▶ **WRITTEN PROBLEM**
Look through the material below, count the lines containing the word "Computer", and state only the count.

▶ **DATASET RECORDS**

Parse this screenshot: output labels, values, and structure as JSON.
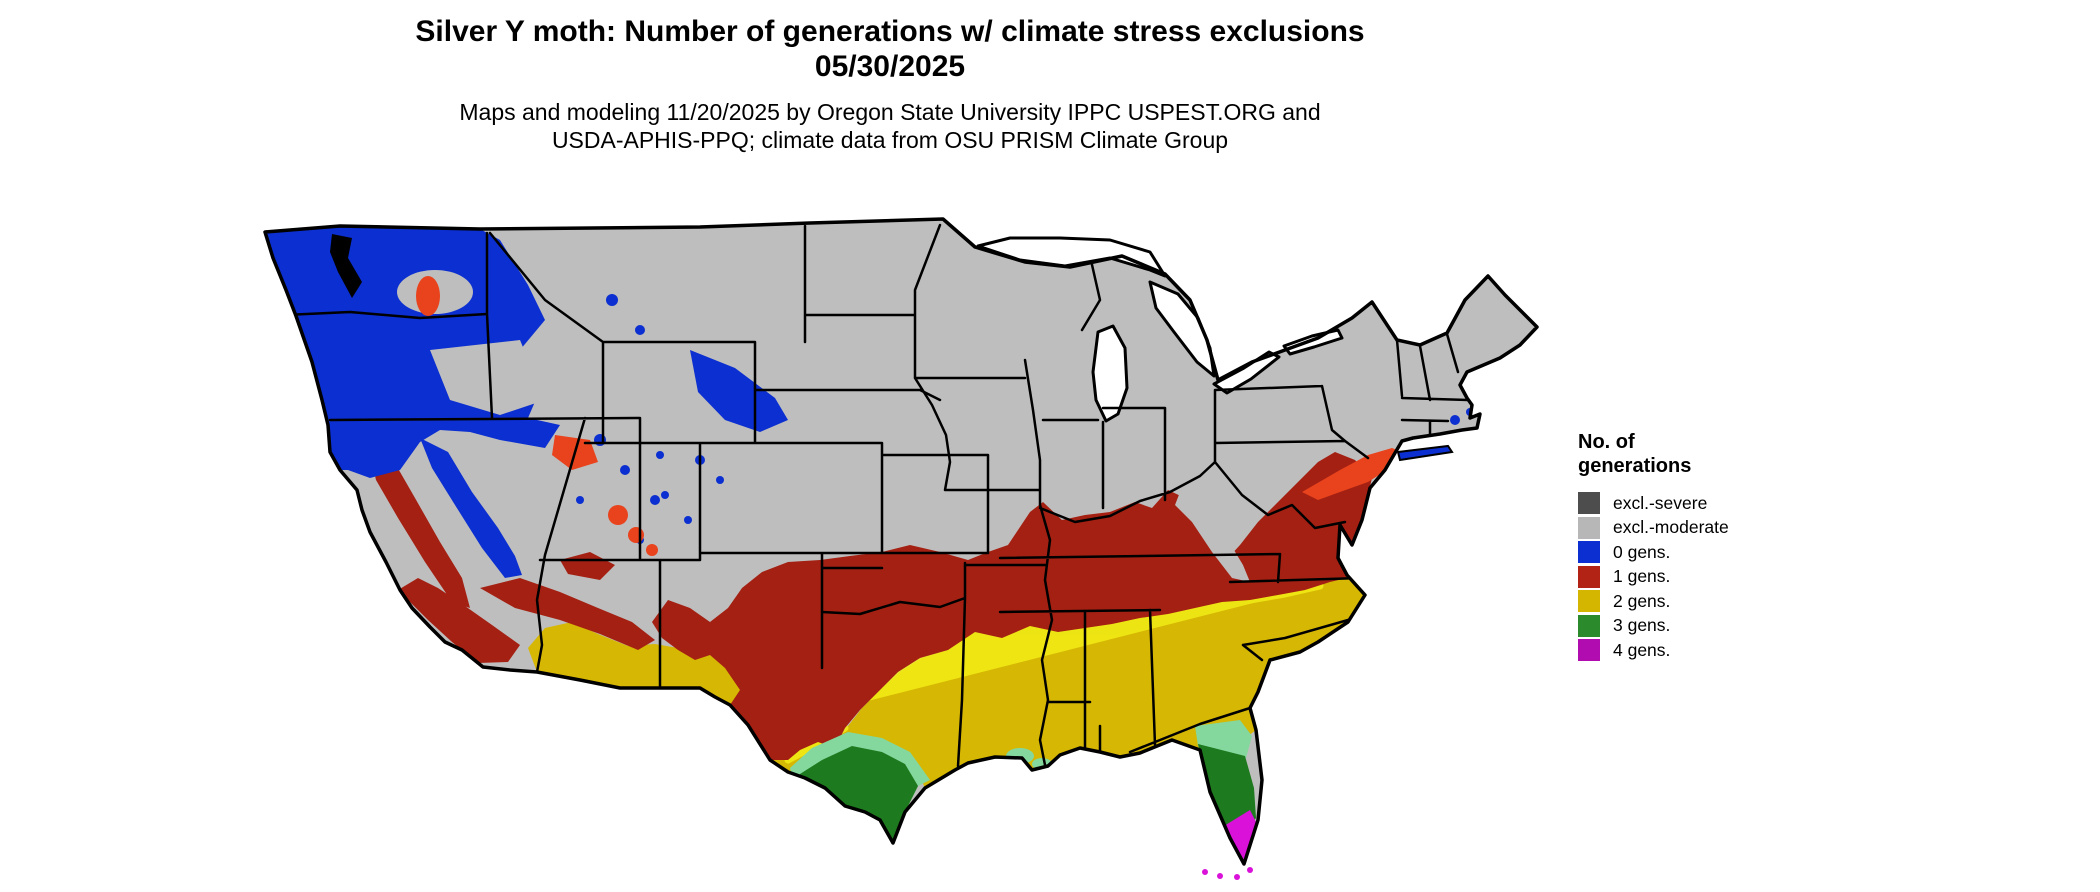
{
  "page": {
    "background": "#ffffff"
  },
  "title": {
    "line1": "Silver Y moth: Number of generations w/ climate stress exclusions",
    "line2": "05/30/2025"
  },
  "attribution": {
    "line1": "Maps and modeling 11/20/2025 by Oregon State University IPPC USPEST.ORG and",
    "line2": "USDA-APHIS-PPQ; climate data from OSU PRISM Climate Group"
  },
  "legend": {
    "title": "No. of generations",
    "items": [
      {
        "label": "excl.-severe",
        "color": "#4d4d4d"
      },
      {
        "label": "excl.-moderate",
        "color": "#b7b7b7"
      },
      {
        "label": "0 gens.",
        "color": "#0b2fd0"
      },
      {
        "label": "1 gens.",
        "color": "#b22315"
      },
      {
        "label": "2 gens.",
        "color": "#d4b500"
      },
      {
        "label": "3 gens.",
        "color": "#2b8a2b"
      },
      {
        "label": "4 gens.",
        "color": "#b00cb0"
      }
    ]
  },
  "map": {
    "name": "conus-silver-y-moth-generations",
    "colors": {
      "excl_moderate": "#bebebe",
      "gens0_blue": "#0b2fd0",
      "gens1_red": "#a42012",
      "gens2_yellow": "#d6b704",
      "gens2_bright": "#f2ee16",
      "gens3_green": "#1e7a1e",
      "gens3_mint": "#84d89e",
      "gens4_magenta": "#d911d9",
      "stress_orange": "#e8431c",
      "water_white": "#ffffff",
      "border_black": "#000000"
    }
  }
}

---

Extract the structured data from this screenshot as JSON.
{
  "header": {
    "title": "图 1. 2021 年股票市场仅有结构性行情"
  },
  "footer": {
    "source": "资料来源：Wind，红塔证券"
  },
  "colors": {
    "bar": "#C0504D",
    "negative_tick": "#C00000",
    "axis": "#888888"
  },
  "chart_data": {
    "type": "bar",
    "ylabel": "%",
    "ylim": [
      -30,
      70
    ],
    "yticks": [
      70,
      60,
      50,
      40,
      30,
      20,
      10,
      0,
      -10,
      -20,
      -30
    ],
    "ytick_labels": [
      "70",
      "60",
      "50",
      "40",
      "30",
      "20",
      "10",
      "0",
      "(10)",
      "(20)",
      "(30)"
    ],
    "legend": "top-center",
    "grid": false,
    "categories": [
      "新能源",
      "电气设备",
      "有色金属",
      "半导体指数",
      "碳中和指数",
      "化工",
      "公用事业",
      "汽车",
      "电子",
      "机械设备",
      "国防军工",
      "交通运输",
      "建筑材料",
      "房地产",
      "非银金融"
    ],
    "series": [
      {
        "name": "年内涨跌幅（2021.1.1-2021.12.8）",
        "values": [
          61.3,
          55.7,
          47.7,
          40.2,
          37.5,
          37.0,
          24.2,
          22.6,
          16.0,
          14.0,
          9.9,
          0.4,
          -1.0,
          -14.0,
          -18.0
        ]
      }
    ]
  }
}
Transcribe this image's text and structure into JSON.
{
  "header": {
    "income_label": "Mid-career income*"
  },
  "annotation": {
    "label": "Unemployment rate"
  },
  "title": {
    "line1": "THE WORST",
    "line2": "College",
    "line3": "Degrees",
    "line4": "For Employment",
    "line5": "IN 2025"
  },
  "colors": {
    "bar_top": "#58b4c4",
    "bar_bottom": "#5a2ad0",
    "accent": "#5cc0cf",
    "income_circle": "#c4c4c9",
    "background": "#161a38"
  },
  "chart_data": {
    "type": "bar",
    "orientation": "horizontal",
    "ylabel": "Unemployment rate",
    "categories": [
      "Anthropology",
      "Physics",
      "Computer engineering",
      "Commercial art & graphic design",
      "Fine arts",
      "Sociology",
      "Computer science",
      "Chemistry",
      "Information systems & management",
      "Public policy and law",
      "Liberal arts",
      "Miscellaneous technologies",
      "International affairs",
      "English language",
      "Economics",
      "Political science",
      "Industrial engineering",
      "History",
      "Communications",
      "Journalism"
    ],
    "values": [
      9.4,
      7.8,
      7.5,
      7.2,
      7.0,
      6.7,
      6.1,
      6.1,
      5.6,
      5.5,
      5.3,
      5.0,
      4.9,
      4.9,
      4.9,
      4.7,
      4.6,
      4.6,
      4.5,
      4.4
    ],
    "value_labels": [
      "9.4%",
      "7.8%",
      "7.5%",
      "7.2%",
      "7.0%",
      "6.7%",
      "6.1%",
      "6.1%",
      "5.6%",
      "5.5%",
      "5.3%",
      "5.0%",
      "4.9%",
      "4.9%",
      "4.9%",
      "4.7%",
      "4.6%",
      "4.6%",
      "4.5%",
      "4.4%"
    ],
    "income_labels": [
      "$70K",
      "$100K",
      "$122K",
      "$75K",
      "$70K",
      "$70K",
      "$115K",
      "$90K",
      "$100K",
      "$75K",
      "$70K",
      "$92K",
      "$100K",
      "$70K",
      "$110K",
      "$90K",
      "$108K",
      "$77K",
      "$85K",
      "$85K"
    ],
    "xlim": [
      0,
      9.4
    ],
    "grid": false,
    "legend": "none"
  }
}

▶ **ANSWER TO THIS TASK**
2